EXERCISE DIRECTIONS ▸ Show every line in the records below that contains the word "Matjhabeng".
##### GIVEN ENTRIES
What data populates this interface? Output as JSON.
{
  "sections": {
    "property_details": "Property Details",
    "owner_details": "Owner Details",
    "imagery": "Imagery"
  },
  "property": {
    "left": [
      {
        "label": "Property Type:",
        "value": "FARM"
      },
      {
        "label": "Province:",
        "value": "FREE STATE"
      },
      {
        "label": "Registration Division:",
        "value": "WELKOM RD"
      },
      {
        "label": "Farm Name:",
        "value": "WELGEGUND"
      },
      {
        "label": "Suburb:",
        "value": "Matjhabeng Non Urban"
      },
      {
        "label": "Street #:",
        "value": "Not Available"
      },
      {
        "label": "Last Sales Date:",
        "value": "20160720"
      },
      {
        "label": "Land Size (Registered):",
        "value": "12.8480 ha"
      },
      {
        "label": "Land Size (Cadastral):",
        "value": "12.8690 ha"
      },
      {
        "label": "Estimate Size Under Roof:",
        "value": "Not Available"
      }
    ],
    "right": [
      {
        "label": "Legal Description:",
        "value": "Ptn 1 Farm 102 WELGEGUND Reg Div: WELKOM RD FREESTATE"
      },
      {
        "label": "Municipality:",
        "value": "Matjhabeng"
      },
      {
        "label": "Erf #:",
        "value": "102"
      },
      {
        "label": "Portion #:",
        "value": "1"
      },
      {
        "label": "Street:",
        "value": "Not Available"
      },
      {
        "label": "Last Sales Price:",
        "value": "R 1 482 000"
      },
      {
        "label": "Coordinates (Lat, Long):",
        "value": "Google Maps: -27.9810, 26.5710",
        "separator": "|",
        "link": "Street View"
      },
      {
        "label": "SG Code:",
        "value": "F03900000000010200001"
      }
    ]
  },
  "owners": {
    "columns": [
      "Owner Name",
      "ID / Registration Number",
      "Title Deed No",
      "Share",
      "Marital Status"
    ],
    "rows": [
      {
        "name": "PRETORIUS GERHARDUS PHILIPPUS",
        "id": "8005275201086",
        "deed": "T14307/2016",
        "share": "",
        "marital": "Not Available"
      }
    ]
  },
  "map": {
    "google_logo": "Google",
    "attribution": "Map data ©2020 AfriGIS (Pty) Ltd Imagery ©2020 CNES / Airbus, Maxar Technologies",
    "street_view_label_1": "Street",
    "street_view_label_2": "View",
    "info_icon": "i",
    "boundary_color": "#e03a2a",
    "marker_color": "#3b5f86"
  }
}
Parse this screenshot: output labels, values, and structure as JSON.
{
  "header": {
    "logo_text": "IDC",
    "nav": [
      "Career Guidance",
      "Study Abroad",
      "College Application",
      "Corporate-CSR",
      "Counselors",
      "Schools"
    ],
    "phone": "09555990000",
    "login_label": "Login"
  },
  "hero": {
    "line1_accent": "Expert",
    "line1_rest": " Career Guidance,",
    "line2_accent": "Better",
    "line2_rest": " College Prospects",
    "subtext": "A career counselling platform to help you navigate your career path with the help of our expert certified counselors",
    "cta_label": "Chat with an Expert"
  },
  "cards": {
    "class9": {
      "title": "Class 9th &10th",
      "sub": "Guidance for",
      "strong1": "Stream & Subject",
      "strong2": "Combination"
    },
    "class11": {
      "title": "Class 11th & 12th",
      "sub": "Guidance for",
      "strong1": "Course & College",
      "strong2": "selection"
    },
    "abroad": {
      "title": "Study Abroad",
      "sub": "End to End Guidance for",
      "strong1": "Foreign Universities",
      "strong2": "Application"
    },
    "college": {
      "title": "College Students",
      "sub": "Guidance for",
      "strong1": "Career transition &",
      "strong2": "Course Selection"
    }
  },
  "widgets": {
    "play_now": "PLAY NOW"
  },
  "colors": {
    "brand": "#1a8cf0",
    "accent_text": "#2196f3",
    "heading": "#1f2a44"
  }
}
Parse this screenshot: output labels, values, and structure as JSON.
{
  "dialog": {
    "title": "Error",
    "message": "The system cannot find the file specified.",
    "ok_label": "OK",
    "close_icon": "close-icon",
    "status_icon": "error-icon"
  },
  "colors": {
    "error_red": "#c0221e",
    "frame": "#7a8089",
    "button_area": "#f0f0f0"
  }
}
##########
OUTPUT OF THE TASK ▸
        "value": "Matjhabeng Non Urban"
        "value": "Matjhabeng"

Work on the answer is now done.